**Job**
Keep the images out and copy every entry below exactly.
─── Record set ───
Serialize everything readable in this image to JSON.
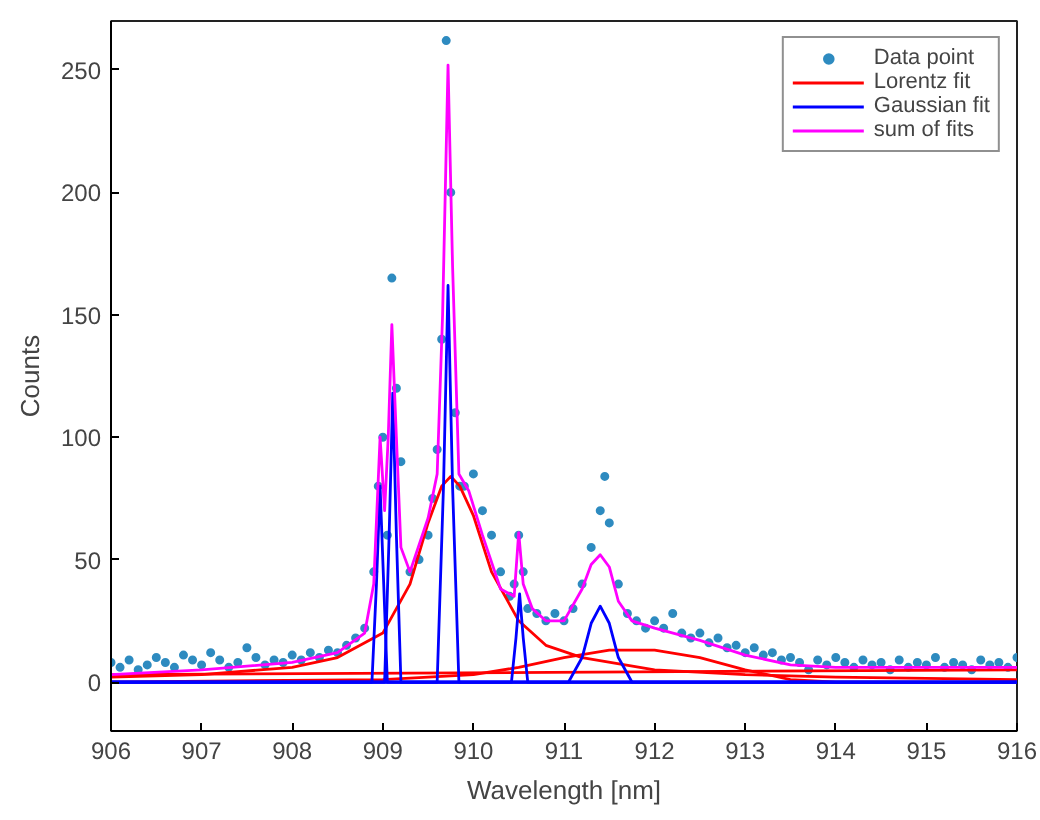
{
  "chart_data": {
    "type": "line",
    "xlabel": "Wavelength [nm]",
    "ylabel": "Counts",
    "xlim": [
      906,
      916
    ],
    "xticks": [
      906,
      907,
      908,
      909,
      910,
      911,
      912,
      913,
      914,
      915,
      916
    ],
    "ylim": [
      -20,
      270
    ],
    "yticks": [
      0,
      50,
      100,
      150,
      200,
      250
    ],
    "grid": false,
    "legend": "top right",
    "series": [
      {
        "name": "Data point",
        "type": "scatter",
        "marker": "circle",
        "color": "#2e8bc0",
        "x": [
          906.0,
          906.1,
          906.2,
          906.3,
          906.4,
          906.5,
          906.6,
          906.7,
          906.8,
          906.9,
          907.0,
          907.1,
          907.2,
          907.3,
          907.4,
          907.5,
          907.6,
          907.7,
          907.8,
          907.9,
          908.0,
          908.1,
          908.2,
          908.3,
          908.4,
          908.5,
          908.6,
          908.7,
          908.8,
          908.9,
          908.95,
          909.0,
          909.05,
          909.1,
          909.15,
          909.2,
          909.3,
          909.4,
          909.5,
          909.55,
          909.6,
          909.65,
          909.7,
          909.75,
          909.8,
          909.85,
          909.9,
          910.0,
          910.1,
          910.2,
          910.3,
          910.4,
          910.45,
          910.5,
          910.55,
          910.6,
          910.7,
          910.8,
          910.9,
          911.0,
          911.1,
          911.2,
          911.3,
          911.4,
          911.45,
          911.5,
          911.6,
          911.7,
          911.8,
          911.9,
          912.0,
          912.1,
          912.2,
          912.3,
          912.4,
          912.5,
          912.6,
          912.7,
          912.8,
          912.9,
          913.0,
          913.1,
          913.2,
          913.3,
          913.4,
          913.5,
          913.6,
          913.7,
          913.8,
          913.9,
          914.0,
          914.1,
          914.2,
          914.3,
          914.4,
          914.5,
          914.6,
          914.7,
          914.8,
          914.9,
          915.0,
          915.1,
          915.2,
          915.3,
          915.4,
          915.5,
          915.6,
          915.7,
          915.8,
          915.9,
          916.0
        ],
        "values": [
          8,
          6,
          9,
          5,
          7,
          10,
          8,
          6,
          11,
          9,
          7,
          12,
          9,
          6,
          8,
          14,
          10,
          7,
          9,
          8,
          11,
          9,
          12,
          10,
          13,
          12,
          15,
          18,
          22,
          45,
          80,
          100,
          60,
          165,
          120,
          90,
          45,
          50,
          60,
          75,
          95,
          140,
          262,
          200,
          110,
          80,
          80,
          85,
          70,
          60,
          45,
          35,
          40,
          60,
          45,
          30,
          28,
          25,
          28,
          25,
          30,
          40,
          55,
          70,
          84,
          65,
          40,
          28,
          25,
          22,
          25,
          22,
          28,
          20,
          18,
          20,
          16,
          18,
          14,
          15,
          12,
          14,
          11,
          12,
          9,
          10,
          8,
          5,
          9,
          7,
          10,
          8,
          6,
          9,
          7,
          8,
          5,
          9,
          6,
          8,
          7,
          10,
          6,
          8,
          7,
          5,
          9,
          7,
          8,
          6,
          10
        ]
      },
      {
        "name": "Lorentz fit",
        "color": "#ff0000",
        "x": [
          906,
          907,
          908,
          908.5,
          909,
          909.3,
          909.5,
          909.65,
          909.75,
          909.85,
          910.0,
          910.2,
          910.5,
          910.8,
          911.2,
          912,
          913,
          914,
          916
        ],
        "values": [
          2,
          3,
          6,
          10,
          20,
          40,
          65,
          80,
          84,
          80,
          68,
          45,
          25,
          15,
          10,
          5,
          3,
          2,
          1
        ]
      },
      {
        "color": "#ff0000",
        "x": [
          906,
          909,
          910,
          910.5,
          911,
          911.5,
          912,
          912.5,
          913,
          913.5,
          914,
          916
        ],
        "values": [
          0,
          1,
          3,
          6,
          10,
          13,
          13,
          10,
          5,
          1,
          0,
          0
        ]
      },
      {
        "color": "#ff0000",
        "x": [
          906,
          916
        ],
        "values": [
          3,
          5
        ]
      },
      {
        "name": "Gaussian fit",
        "color": "#0000ff",
        "x": [
          906,
          908.88,
          908.93,
          908.97,
          909.01,
          909.05,
          916
        ],
        "values": [
          0,
          0,
          40,
          80,
          40,
          0,
          0
        ]
      },
      {
        "color": "#0000ff",
        "x": [
          906,
          909.02,
          909.07,
          909.11,
          909.15,
          909.2,
          916
        ],
        "values": [
          0,
          0,
          60,
          118,
          60,
          0,
          0
        ]
      },
      {
        "color": "#0000ff",
        "x": [
          906,
          909.6,
          909.67,
          909.72,
          909.77,
          909.84,
          916
        ],
        "values": [
          0,
          0,
          80,
          162,
          80,
          0,
          0
        ]
      },
      {
        "color": "#0000ff",
        "x": [
          906,
          910.42,
          910.47,
          910.51,
          910.55,
          910.6,
          916
        ],
        "values": [
          0,
          0,
          18,
          36,
          18,
          0,
          0
        ]
      },
      {
        "color": "#0000ff",
        "x": [
          906,
          911.05,
          911.2,
          911.3,
          911.4,
          911.5,
          911.6,
          911.75,
          916
        ],
        "values": [
          0,
          0,
          10,
          24,
          31,
          24,
          10,
          0,
          0
        ]
      },
      {
        "name": "sum of fits",
        "color": "#ff00ff",
        "x": [
          906,
          907,
          908,
          908.5,
          908.8,
          908.9,
          908.97,
          909.02,
          909.06,
          909.1,
          909.15,
          909.2,
          909.3,
          909.5,
          909.6,
          909.66,
          909.72,
          909.77,
          909.84,
          909.95,
          910.1,
          910.3,
          910.45,
          910.5,
          910.55,
          910.65,
          910.8,
          911.0,
          911.2,
          911.3,
          911.4,
          911.5,
          911.6,
          911.75,
          912,
          912.5,
          913,
          913.5,
          914,
          916
        ],
        "values": [
          3,
          5,
          8,
          12,
          20,
          40,
          100,
          70,
          100,
          146,
          100,
          55,
          45,
          67,
          85,
          150,
          252,
          170,
          85,
          78,
          60,
          38,
          35,
          61,
          40,
          30,
          25,
          25,
          38,
          48,
          52,
          47,
          33,
          25,
          22,
          17,
          11,
          7,
          6,
          6
        ]
      }
    ]
  }
}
───
**Task response**
Serialize everything readable in this image to JSON.
{
  "chart_data": {
    "type": "line",
    "xlabel": "Wavelength [nm]",
    "ylabel": "Counts",
    "xlim": [
      906,
      916
    ],
    "xticks": [
      906,
      907,
      908,
      909,
      910,
      911,
      912,
      913,
      914,
      915,
      916
    ],
    "ylim": [
      -20,
      270
    ],
    "yticks": [
      0,
      50,
      100,
      150,
      200,
      250
    ],
    "grid": false,
    "legend": "top right",
    "series": [
      {
        "name": "Data point",
        "type": "scatter",
        "marker": "circle",
        "color": "#2e8bc0",
        "x": [
          906.0,
          906.1,
          906.2,
          906.3,
          906.4,
          906.5,
          906.6,
          906.7,
          906.8,
          906.9,
          907.0,
          907.1,
          907.2,
          907.3,
          907.4,
          907.5,
          907.6,
          907.7,
          907.8,
          907.9,
          908.0,
          908.1,
          908.2,
          908.3,
          908.4,
          908.5,
          908.6,
          908.7,
          908.8,
          908.9,
          908.95,
          909.0,
          909.05,
          909.1,
          909.15,
          909.2,
          909.3,
          909.4,
          909.5,
          909.55,
          909.6,
          909.65,
          909.7,
          909.75,
          909.8,
          909.85,
          909.9,
          910.0,
          910.1,
          910.2,
          910.3,
          910.4,
          910.45,
          910.5,
          910.55,
          910.6,
          910.7,
          910.8,
          910.9,
          911.0,
          911.1,
          911.2,
          911.3,
          911.4,
          911.45,
          911.5,
          911.6,
          911.7,
          911.8,
          911.9,
          912.0,
          912.1,
          912.2,
          912.3,
          912.4,
          912.5,
          912.6,
          912.7,
          912.8,
          912.9,
          913.0,
          913.1,
          913.2,
          913.3,
          913.4,
          913.5,
          913.6,
          913.7,
          913.8,
          913.9,
          914.0,
          914.1,
          914.2,
          914.3,
          914.4,
          914.5,
          914.6,
          914.7,
          914.8,
          914.9,
          915.0,
          915.1,
          915.2,
          915.3,
          915.4,
          915.5,
          915.6,
          915.7,
          915.8,
          915.9,
          916.0
        ],
        "values": [
          8,
          6,
          9,
          5,
          7,
          10,
          8,
          6,
          11,
          9,
          7,
          12,
          9,
          6,
          8,
          14,
          10,
          7,
          9,
          8,
          11,
          9,
          12,
          10,
          13,
          12,
          15,
          18,
          22,
          45,
          80,
          100,
          60,
          165,
          120,
          90,
          45,
          50,
          60,
          75,
          95,
          140,
          262,
          200,
          110,
          80,
          80,
          85,
          70,
          60,
          45,
          35,
          40,
          60,
          45,
          30,
          28,
          25,
          28,
          25,
          30,
          40,
          55,
          70,
          84,
          65,
          40,
          28,
          25,
          22,
          25,
          22,
          28,
          20,
          18,
          20,
          16,
          18,
          14,
          15,
          12,
          14,
          11,
          12,
          9,
          10,
          8,
          5,
          9,
          7,
          10,
          8,
          6,
          9,
          7,
          8,
          5,
          9,
          6,
          8,
          7,
          10,
          6,
          8,
          7,
          5,
          9,
          7,
          8,
          6,
          10
        ]
      },
      {
        "name": "Lorentz fit",
        "color": "#ff0000",
        "x": [
          906,
          907,
          908,
          908.5,
          909,
          909.3,
          909.5,
          909.65,
          909.75,
          909.85,
          910.0,
          910.2,
          910.5,
          910.8,
          911.2,
          912,
          913,
          914,
          916
        ],
        "values": [
          2,
          3,
          6,
          10,
          20,
          40,
          65,
          80,
          84,
          80,
          68,
          45,
          25,
          15,
          10,
          5,
          3,
          2,
          1
        ]
      },
      {
        "color": "#ff0000",
        "x": [
          906,
          909,
          910,
          910.5,
          911,
          911.5,
          912,
          912.5,
          913,
          913.5,
          914,
          916
        ],
        "values": [
          0,
          1,
          3,
          6,
          10,
          13,
          13,
          10,
          5,
          1,
          0,
          0
        ]
      },
      {
        "color": "#ff0000",
        "x": [
          906,
          916
        ],
        "values": [
          3,
          5
        ]
      },
      {
        "name": "Gaussian fit",
        "color": "#0000ff",
        "x": [
          906,
          908.88,
          908.93,
          908.97,
          909.01,
          909.05,
          916
        ],
        "values": [
          0,
          0,
          40,
          80,
          40,
          0,
          0
        ]
      },
      {
        "color": "#0000ff",
        "x": [
          906,
          909.02,
          909.07,
          909.11,
          909.15,
          909.2,
          916
        ],
        "values": [
          0,
          0,
          60,
          118,
          60,
          0,
          0
        ]
      },
      {
        "color": "#0000ff",
        "x": [
          906,
          909.6,
          909.67,
          909.72,
          909.77,
          909.84,
          916
        ],
        "values": [
          0,
          0,
          80,
          162,
          80,
          0,
          0
        ]
      },
      {
        "color": "#0000ff",
        "x": [
          906,
          910.42,
          910.47,
          910.51,
          910.55,
          910.6,
          916
        ],
        "values": [
          0,
          0,
          18,
          36,
          18,
          0,
          0
        ]
      },
      {
        "color": "#0000ff",
        "x": [
          906,
          911.05,
          911.2,
          911.3,
          911.4,
          911.5,
          911.6,
          911.75,
          916
        ],
        "values": [
          0,
          0,
          10,
          24,
          31,
          24,
          10,
          0,
          0
        ]
      },
      {
        "name": "sum of fits",
        "color": "#ff00ff",
        "x": [
          906,
          907,
          908,
          908.5,
          908.8,
          908.9,
          908.97,
          909.02,
          909.06,
          909.1,
          909.15,
          909.2,
          909.3,
          909.5,
          909.6,
          909.66,
          909.72,
          909.77,
          909.84,
          909.95,
          910.1,
          910.3,
          910.45,
          910.5,
          910.55,
          910.65,
          910.8,
          911.0,
          911.2,
          911.3,
          911.4,
          911.5,
          911.6,
          911.75,
          912,
          912.5,
          913,
          913.5,
          914,
          916
        ],
        "values": [
          3,
          5,
          8,
          12,
          20,
          40,
          100,
          70,
          100,
          146,
          100,
          55,
          45,
          67,
          85,
          150,
          252,
          170,
          85,
          78,
          60,
          38,
          35,
          61,
          40,
          30,
          25,
          25,
          38,
          48,
          52,
          47,
          33,
          25,
          22,
          17,
          11,
          7,
          6,
          6
        ]
      }
    ]
  }
}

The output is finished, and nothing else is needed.